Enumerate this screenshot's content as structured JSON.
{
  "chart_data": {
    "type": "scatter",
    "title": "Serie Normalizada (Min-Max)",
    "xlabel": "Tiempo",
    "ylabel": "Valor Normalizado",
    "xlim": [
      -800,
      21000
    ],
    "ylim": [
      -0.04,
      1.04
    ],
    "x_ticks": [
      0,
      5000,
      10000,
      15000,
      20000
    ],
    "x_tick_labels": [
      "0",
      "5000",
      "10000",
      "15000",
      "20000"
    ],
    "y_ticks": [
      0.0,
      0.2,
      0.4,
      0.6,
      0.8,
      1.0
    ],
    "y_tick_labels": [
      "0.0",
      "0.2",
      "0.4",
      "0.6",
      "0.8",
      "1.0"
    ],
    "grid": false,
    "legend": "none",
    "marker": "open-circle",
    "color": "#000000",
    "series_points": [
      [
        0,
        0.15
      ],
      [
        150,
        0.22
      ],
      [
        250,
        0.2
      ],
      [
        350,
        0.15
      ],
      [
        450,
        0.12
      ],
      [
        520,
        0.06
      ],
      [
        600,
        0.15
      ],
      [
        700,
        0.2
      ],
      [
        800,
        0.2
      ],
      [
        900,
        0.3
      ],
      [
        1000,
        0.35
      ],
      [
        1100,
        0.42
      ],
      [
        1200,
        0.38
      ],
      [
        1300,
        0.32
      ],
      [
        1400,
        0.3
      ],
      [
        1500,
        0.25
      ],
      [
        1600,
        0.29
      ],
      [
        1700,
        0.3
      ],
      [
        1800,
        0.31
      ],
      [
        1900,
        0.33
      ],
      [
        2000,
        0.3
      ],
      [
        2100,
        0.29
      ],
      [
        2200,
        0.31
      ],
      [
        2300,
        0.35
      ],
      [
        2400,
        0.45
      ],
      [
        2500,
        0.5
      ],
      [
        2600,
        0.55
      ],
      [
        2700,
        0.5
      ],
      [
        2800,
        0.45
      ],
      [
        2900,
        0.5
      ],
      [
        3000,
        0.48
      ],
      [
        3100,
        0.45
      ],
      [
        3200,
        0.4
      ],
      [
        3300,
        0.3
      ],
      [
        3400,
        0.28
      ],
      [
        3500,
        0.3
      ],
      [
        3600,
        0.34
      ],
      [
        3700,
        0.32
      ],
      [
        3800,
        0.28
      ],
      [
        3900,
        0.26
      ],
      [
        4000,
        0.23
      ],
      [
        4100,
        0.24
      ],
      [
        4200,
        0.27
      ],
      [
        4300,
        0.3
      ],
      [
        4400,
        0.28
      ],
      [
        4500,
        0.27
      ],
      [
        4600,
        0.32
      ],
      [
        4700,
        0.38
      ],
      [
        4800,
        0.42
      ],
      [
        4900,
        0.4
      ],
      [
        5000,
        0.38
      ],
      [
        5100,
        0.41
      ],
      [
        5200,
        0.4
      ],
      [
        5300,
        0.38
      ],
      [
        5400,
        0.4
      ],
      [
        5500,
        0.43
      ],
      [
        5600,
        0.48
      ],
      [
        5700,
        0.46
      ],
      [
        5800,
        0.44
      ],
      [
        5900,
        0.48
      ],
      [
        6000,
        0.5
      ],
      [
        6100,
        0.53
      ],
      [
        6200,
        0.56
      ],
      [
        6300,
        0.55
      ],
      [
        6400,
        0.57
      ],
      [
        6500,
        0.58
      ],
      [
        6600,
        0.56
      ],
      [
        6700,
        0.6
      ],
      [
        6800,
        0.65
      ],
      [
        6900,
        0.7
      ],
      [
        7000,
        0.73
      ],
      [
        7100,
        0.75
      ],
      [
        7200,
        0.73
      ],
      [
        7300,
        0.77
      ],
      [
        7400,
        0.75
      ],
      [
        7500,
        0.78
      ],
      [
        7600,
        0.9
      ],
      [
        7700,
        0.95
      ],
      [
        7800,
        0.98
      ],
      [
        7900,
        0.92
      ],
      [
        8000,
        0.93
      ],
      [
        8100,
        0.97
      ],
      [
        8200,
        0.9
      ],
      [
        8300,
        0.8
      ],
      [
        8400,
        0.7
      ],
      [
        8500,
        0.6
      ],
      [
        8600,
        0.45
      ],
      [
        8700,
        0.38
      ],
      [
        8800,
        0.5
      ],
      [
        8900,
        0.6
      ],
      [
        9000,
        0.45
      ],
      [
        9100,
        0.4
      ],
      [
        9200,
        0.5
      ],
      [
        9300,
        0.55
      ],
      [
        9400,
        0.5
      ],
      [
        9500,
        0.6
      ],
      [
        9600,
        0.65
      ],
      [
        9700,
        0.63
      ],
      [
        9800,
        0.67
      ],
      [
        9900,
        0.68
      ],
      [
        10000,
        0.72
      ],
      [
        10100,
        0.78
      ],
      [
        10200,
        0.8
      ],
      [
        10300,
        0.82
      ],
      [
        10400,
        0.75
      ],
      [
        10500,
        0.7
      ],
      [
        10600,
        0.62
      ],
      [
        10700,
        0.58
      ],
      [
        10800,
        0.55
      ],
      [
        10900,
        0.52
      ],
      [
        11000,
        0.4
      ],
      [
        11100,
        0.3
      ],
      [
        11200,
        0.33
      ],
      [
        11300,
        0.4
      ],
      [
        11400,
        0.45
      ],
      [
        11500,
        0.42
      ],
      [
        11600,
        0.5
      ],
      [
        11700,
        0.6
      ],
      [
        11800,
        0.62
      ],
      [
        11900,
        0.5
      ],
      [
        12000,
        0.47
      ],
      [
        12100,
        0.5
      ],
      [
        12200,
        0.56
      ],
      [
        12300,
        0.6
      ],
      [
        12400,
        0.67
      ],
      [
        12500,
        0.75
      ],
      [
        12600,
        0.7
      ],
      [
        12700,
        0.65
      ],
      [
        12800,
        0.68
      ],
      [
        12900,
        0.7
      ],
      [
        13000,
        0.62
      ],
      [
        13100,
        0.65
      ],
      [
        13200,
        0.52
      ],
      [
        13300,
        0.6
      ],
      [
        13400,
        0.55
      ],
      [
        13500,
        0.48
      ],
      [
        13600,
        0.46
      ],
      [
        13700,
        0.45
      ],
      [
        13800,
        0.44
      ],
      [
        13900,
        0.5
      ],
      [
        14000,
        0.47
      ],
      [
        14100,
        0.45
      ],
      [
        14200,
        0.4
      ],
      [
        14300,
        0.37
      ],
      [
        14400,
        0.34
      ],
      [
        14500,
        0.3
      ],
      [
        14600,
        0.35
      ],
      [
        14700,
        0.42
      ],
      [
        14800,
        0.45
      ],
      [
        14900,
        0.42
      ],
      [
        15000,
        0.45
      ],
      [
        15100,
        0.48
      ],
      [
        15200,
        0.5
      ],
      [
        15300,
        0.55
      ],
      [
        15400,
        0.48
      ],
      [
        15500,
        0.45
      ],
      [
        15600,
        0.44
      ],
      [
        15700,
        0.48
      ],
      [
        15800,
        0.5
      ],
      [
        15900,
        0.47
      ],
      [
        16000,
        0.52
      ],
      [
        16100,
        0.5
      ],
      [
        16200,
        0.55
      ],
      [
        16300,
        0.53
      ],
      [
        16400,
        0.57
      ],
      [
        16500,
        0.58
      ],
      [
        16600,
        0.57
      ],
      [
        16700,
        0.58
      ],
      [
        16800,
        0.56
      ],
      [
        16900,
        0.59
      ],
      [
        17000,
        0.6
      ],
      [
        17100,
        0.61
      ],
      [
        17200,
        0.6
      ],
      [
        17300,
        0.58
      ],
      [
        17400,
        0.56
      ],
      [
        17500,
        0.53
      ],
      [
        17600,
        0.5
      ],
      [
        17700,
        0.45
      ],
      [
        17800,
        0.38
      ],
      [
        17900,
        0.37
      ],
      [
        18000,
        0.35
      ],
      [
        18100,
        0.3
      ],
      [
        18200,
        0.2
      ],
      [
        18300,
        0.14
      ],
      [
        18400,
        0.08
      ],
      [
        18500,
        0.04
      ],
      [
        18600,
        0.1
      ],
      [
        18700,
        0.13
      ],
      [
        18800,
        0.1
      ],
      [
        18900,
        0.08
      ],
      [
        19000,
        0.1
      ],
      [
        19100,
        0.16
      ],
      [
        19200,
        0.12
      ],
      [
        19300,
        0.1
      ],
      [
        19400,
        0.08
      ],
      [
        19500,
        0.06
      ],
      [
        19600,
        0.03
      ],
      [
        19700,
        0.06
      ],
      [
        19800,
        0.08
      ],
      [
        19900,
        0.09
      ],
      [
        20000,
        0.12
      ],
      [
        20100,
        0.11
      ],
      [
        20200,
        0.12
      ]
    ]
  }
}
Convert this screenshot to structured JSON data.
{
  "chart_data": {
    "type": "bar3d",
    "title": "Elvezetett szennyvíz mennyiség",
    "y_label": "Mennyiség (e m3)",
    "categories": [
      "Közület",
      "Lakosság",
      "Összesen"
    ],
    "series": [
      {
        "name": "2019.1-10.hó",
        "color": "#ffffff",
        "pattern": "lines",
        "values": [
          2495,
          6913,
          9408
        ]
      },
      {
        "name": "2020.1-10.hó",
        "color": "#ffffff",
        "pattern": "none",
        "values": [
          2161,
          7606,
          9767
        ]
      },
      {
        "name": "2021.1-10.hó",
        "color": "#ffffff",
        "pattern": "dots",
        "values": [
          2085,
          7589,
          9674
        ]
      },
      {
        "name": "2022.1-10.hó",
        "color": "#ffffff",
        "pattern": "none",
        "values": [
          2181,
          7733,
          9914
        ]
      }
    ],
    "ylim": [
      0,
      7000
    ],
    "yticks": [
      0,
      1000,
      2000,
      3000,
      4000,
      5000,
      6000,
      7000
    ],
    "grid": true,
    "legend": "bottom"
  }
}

──────

From the line holding "Convert this screenshot" down to the final line above, quote every line exactly and only those lines.

Convert this screenshot to structured JSON data.
{
  "chart_data": {
    "type": "bar3d",
    "title": "Elvezetett szennyvíz mennyiség",
    "y_label": "Mennyiség (e m3)",
    "categories": [
      "Közület",
      "Lakosság",
      "Összesen"
    ],
    "series": [
      {
        "name": "2019.1-10.hó",
        "color": "#ffffff",
        "pattern": "lines",
        "values": [
          2495,
          6913,
          9408
        ]
      },
      {
        "name": "2020.1-10.hó",
        "color": "#ffffff",
        "pattern": "none",
        "values": [
          2161,
          7606,
          9767
        ]
      },
      {
        "name": "2021.1-10.hó",
        "color": "#ffffff",
        "pattern": "dots",
        "values": [
          2085,
          7589,
          9674
        ]
      },
      {
        "name": "2022.1-10.hó",
        "color": "#ffffff",
        "pattern": "none",
        "values": [
          2181,
          7733,
          9914
        ]
      }
    ],
    "ylim": [
      0,
      7000
    ],
    "yticks": [
      0,
      1000,
      2000,
      3000,
      4000,
      5000,
      6000,
      7000
    ],
    "grid": true,
    "legend": "bottom"
  }
}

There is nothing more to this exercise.